Take the material below and retype it in full; pictures are left out.

(Dataset excerpt)
────────────────────────────────────────

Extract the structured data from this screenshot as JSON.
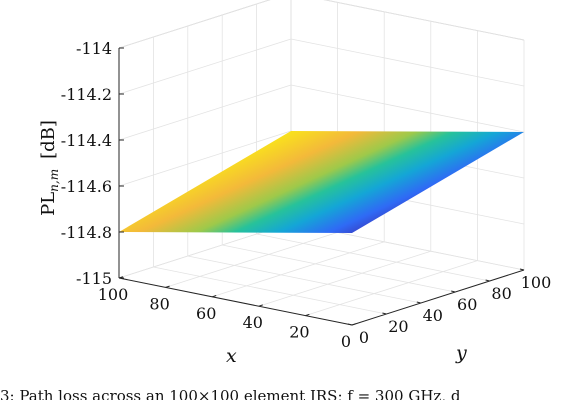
{
  "chart_data": {
    "type": "surface",
    "title": "",
    "zlabel": "PL",
    "zlabel_sub": "n,m",
    "zlabel_unit": "[dB]",
    "xlabel": "x",
    "ylabel": "y",
    "x_ticks": [
      "0",
      "20",
      "40",
      "60",
      "80",
      "100"
    ],
    "y_ticks": [
      "0",
      "20",
      "40",
      "60",
      "80",
      "100"
    ],
    "z_ticks": [
      "-114",
      "-114.2",
      "-114.4",
      "-114.6",
      "-114.8",
      "-115"
    ],
    "xlim": [
      0,
      100
    ],
    "ylim": [
      0,
      100
    ],
    "zlim": [
      -115,
      -114
    ],
    "grid": true,
    "colormap": "parula",
    "colors": [
      "#3e26a8",
      "#2f6af5",
      "#14a6d6",
      "#27c29a",
      "#9ec94a",
      "#f3b93a",
      "#f9e21c"
    ],
    "surface": {
      "corner_values": {
        "x0_y0": -114.6,
        "x100_y0": -114.8,
        "x0_y100": -114.4,
        "x100_y100": -114.6
      },
      "z_min": -114.8,
      "z_max": -114.4
    }
  },
  "caption": "3: Path loss across an 100×100 element IRS; f = 300 GHz, d"
}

────────────────────────────────────────

◆ Task solution ◆
Extract the structured data from this screenshot as JSON.
{
  "chart_data": {
    "type": "surface",
    "title": "",
    "zlabel": "PL",
    "zlabel_sub": "n,m",
    "zlabel_unit": "[dB]",
    "xlabel": "x",
    "ylabel": "y",
    "x_ticks": [
      "0",
      "20",
      "40",
      "60",
      "80",
      "100"
    ],
    "y_ticks": [
      "0",
      "20",
      "40",
      "60",
      "80",
      "100"
    ],
    "z_ticks": [
      "-114",
      "-114.2",
      "-114.4",
      "-114.6",
      "-114.8",
      "-115"
    ],
    "xlim": [
      0,
      100
    ],
    "ylim": [
      0,
      100
    ],
    "zlim": [
      -115,
      -114
    ],
    "grid": true,
    "colormap": "parula",
    "colors": [
      "#3e26a8",
      "#2f6af5",
      "#14a6d6",
      "#27c29a",
      "#9ec94a",
      "#f3b93a",
      "#f9e21c"
    ],
    "surface": {
      "corner_values": {
        "x0_y0": -114.6,
        "x100_y0": -114.8,
        "x0_y100": -114.4,
        "x100_y100": -114.6
      },
      "z_min": -114.8,
      "z_max": -114.4
    }
  },
  "caption": "3: Path loss across an 100×100 element IRS; f = 300 GHz, d"
}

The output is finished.